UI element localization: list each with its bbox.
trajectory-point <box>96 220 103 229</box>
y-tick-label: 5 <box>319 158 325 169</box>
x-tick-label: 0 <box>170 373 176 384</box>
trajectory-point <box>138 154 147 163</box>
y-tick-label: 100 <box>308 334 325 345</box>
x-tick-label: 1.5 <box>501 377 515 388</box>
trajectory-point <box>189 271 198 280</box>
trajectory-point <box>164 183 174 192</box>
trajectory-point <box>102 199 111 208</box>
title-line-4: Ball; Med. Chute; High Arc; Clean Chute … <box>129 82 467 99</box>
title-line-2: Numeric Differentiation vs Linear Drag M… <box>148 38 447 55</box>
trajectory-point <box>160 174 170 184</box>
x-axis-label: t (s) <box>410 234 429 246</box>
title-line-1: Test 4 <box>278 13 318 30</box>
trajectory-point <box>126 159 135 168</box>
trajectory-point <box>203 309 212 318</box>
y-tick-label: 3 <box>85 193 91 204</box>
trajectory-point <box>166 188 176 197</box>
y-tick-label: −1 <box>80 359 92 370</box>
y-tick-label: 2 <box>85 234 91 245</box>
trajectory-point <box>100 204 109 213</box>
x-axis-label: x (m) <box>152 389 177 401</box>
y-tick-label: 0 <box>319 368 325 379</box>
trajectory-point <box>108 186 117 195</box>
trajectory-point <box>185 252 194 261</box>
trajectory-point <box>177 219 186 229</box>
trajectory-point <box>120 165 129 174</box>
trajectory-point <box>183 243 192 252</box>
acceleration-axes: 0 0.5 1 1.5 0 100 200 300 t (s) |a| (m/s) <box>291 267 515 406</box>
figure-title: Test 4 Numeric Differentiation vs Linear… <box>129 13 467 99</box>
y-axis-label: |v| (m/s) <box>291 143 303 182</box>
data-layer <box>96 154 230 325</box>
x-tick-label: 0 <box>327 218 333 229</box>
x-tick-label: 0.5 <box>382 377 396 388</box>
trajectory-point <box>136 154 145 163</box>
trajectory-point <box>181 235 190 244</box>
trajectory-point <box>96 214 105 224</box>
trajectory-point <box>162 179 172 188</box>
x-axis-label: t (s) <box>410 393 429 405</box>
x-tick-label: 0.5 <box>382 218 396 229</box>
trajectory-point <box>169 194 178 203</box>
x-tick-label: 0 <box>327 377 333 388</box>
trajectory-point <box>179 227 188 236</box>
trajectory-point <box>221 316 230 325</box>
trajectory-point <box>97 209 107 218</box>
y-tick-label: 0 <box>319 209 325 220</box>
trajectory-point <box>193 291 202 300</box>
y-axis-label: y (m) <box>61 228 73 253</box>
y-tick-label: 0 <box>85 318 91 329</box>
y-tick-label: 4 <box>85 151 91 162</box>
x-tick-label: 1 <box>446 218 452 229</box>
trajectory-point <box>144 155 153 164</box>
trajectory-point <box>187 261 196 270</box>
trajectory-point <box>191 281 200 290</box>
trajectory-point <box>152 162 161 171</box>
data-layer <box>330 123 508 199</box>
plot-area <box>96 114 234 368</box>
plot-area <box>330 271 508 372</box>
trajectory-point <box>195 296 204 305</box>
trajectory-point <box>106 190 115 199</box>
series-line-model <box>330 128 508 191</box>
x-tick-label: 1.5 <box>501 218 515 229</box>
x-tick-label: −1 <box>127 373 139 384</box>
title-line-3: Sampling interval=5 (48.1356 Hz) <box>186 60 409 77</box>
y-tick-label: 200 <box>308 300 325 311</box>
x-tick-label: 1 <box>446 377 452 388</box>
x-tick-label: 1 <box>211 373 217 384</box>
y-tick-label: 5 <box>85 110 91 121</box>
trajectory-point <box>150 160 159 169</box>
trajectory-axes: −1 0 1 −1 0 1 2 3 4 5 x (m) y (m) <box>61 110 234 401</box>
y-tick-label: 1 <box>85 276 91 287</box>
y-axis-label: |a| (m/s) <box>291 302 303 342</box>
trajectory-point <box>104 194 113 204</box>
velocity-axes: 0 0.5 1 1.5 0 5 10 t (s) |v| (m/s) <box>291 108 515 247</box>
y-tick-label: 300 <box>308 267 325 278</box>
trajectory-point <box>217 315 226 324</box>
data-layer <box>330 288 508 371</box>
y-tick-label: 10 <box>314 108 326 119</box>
- - - -
- **WHAT THE EXERCISE ASKS**
Could you repeat every line of the records above word for word, changing, adding, and dropping nothing?

- **OUTPUT FOR THIS EXERCISE**
UI element localization: list each with its bbox.
trajectory-point <box>96 220 103 229</box>
y-tick-label: 5 <box>319 158 325 169</box>
x-tick-label: 0 <box>170 373 176 384</box>
trajectory-point <box>138 154 147 163</box>
y-tick-label: 100 <box>308 334 325 345</box>
x-tick-label: 1.5 <box>501 377 515 388</box>
trajectory-point <box>189 271 198 280</box>
trajectory-point <box>164 183 174 192</box>
trajectory-point <box>102 199 111 208</box>
title-line-4: Ball; Med. Chute; High Arc; Clean Chute … <box>129 82 467 99</box>
title-line-2: Numeric Differentiation vs Linear Drag M… <box>148 38 447 55</box>
trajectory-point <box>160 174 170 184</box>
x-axis-label: t (s) <box>410 234 429 246</box>
title-line-1: Test 4 <box>278 13 318 30</box>
trajectory-point <box>126 159 135 168</box>
trajectory-point <box>203 309 212 318</box>
y-tick-label: 3 <box>85 193 91 204</box>
trajectory-point <box>166 188 176 197</box>
y-tick-label: −1 <box>80 359 92 370</box>
y-tick-label: 2 <box>85 234 91 245</box>
trajectory-point <box>100 204 109 213</box>
x-axis-label: x (m) <box>152 389 177 401</box>
y-tick-label: 0 <box>319 368 325 379</box>
trajectory-point <box>108 186 117 195</box>
trajectory-point <box>185 252 194 261</box>
trajectory-point <box>177 219 186 229</box>
trajectory-point <box>120 165 129 174</box>
trajectory-point <box>183 243 192 252</box>
acceleration-axes: 0 0.5 1 1.5 0 100 200 300 t (s) |a| (m/s) <box>291 267 515 406</box>
figure-title: Test 4 Numeric Differentiation vs Linear… <box>129 13 467 99</box>
y-axis-label: |v| (m/s) <box>291 143 303 182</box>
data-layer <box>96 154 230 325</box>
x-tick-label: 0 <box>327 218 333 229</box>
x-tick-label: 0.5 <box>382 377 396 388</box>
trajectory-point <box>136 154 145 163</box>
trajectory-point <box>181 235 190 244</box>
trajectory-point <box>96 214 105 224</box>
trajectory-point <box>162 179 172 188</box>
x-axis-label: t (s) <box>410 393 429 405</box>
x-tick-label: 0.5 <box>382 218 396 229</box>
trajectory-point <box>169 194 178 203</box>
x-tick-label: 0 <box>327 377 333 388</box>
trajectory-point <box>179 227 188 236</box>
trajectory-point <box>221 316 230 325</box>
trajectory-point <box>97 209 107 218</box>
y-tick-label: 0 <box>319 209 325 220</box>
trajectory-point <box>193 291 202 300</box>
y-axis-label: y (m) <box>61 228 73 253</box>
y-tick-label: 0 <box>85 318 91 329</box>
y-tick-label: 4 <box>85 151 91 162</box>
x-tick-label: 1 <box>446 218 452 229</box>
trajectory-point <box>144 155 153 164</box>
trajectory-point <box>187 261 196 270</box>
trajectory-point <box>191 281 200 290</box>
trajectory-point <box>152 162 161 171</box>
data-layer <box>330 123 508 199</box>
plot-area <box>96 114 234 368</box>
plot-area <box>330 271 508 372</box>
trajectory-point <box>195 296 204 305</box>
trajectory-point <box>106 190 115 199</box>
series-line-model <box>330 128 508 191</box>
x-tick-label: 1.5 <box>501 218 515 229</box>
x-tick-label: −1 <box>127 373 139 384</box>
title-line-3: Sampling interval=5 (48.1356 Hz) <box>186 60 409 77</box>
y-tick-label: 200 <box>308 300 325 311</box>
x-tick-label: 1 <box>446 377 452 388</box>
x-tick-label: 1 <box>211 373 217 384</box>
y-tick-label: 5 <box>85 110 91 121</box>
trajectory-point <box>150 160 159 169</box>
trajectory-axes: −1 0 1 −1 0 1 2 3 4 5 x (m) y (m) <box>61 110 234 401</box>
y-tick-label: 1 <box>85 276 91 287</box>
y-axis-label: |a| (m/s) <box>291 302 303 342</box>
trajectory-point <box>104 194 113 204</box>
velocity-axes: 0 0.5 1 1.5 0 5 10 t (s) |v| (m/s) <box>291 108 515 247</box>
y-tick-label: 300 <box>308 267 325 278</box>
trajectory-point <box>217 315 226 324</box>
data-layer <box>330 288 508 371</box>
y-tick-label: 10 <box>314 108 326 119</box>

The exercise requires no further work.